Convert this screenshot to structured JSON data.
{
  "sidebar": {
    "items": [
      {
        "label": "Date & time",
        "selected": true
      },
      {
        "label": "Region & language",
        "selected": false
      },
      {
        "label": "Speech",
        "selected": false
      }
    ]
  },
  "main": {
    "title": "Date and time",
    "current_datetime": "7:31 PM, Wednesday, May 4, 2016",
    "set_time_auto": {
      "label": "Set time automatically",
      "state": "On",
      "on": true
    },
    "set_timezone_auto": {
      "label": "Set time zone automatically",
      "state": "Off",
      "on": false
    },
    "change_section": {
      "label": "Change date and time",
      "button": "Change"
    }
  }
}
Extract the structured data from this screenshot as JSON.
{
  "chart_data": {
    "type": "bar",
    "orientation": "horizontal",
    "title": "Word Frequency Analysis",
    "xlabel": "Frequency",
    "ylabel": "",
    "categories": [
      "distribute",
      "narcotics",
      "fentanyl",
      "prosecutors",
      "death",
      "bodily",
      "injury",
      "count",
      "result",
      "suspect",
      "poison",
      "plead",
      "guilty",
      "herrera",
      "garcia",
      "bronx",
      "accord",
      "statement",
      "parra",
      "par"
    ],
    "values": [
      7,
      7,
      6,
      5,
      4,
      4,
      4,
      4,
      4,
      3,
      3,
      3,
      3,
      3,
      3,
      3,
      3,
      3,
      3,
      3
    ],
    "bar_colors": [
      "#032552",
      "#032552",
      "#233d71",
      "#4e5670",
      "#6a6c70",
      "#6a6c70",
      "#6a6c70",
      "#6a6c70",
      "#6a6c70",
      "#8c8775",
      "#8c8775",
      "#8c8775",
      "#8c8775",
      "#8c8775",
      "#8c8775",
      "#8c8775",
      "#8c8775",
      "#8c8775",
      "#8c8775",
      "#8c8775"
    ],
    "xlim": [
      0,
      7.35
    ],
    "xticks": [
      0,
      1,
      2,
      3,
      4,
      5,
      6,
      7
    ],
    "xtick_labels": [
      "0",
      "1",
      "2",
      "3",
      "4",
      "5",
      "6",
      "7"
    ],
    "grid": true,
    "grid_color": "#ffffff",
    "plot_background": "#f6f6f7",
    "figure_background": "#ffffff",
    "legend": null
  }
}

• _REQUIRED WORK_:
Write out every entry exactly as given.

• _TASK RESULT_:
Convert this screenshot to structured JSON data.
{
  "sidebar": {
    "items": [
      {
        "label": "Date & time",
        "selected": true
      },
      {
        "label": "Region & language",
        "selected": false
      },
      {
        "label": "Speech",
        "selected": false
      }
    ]
  },
  "main": {
    "title": "Date and time",
    "current_datetime": "7:31 PM, Wednesday, May 4, 2016",
    "set_time_auto": {
      "label": "Set time automatically",
      "state": "On",
      "on": true
    },
    "set_timezone_auto": {
      "label": "Set time zone automatically",
      "state": "Off",
      "on": false
    },
    "change_section": {
      "label": "Change date and time",
      "button": "Change"
    }
  }
}
Extract the structured data from this screenshot as JSON.
{
  "chart_data": {
    "type": "bar",
    "orientation": "horizontal",
    "title": "Word Frequency Analysis",
    "xlabel": "Frequency",
    "ylabel": "",
    "categories": [
      "distribute",
      "narcotics",
      "fentanyl",
      "prosecutors",
      "death",
      "bodily",
      "injury",
      "count",
      "result",
      "suspect",
      "poison",
      "plead",
      "guilty",
      "herrera",
      "garcia",
      "bronx",
      "accord",
      "statement",
      "parra",
      "par"
    ],
    "values": [
      7,
      7,
      6,
      5,
      4,
      4,
      4,
      4,
      4,
      3,
      3,
      3,
      3,
      3,
      3,
      3,
      3,
      3,
      3,
      3
    ],
    "bar_colors": [
      "#032552",
      "#032552",
      "#233d71",
      "#4e5670",
      "#6a6c70",
      "#6a6c70",
      "#6a6c70",
      "#6a6c70",
      "#6a6c70",
      "#8c8775",
      "#8c8775",
      "#8c8775",
      "#8c8775",
      "#8c8775",
      "#8c8775",
      "#8c8775",
      "#8c8775",
      "#8c8775",
      "#8c8775",
      "#8c8775"
    ],
    "xlim": [
      0,
      7.35
    ],
    "xticks": [
      0,
      1,
      2,
      3,
      4,
      5,
      6,
      7
    ],
    "xtick_labels": [
      "0",
      "1",
      "2",
      "3",
      "4",
      "5",
      "6",
      "7"
    ],
    "grid": true,
    "grid_color": "#ffffff",
    "plot_background": "#f6f6f7",
    "figure_background": "#ffffff",
    "legend": null
  }
}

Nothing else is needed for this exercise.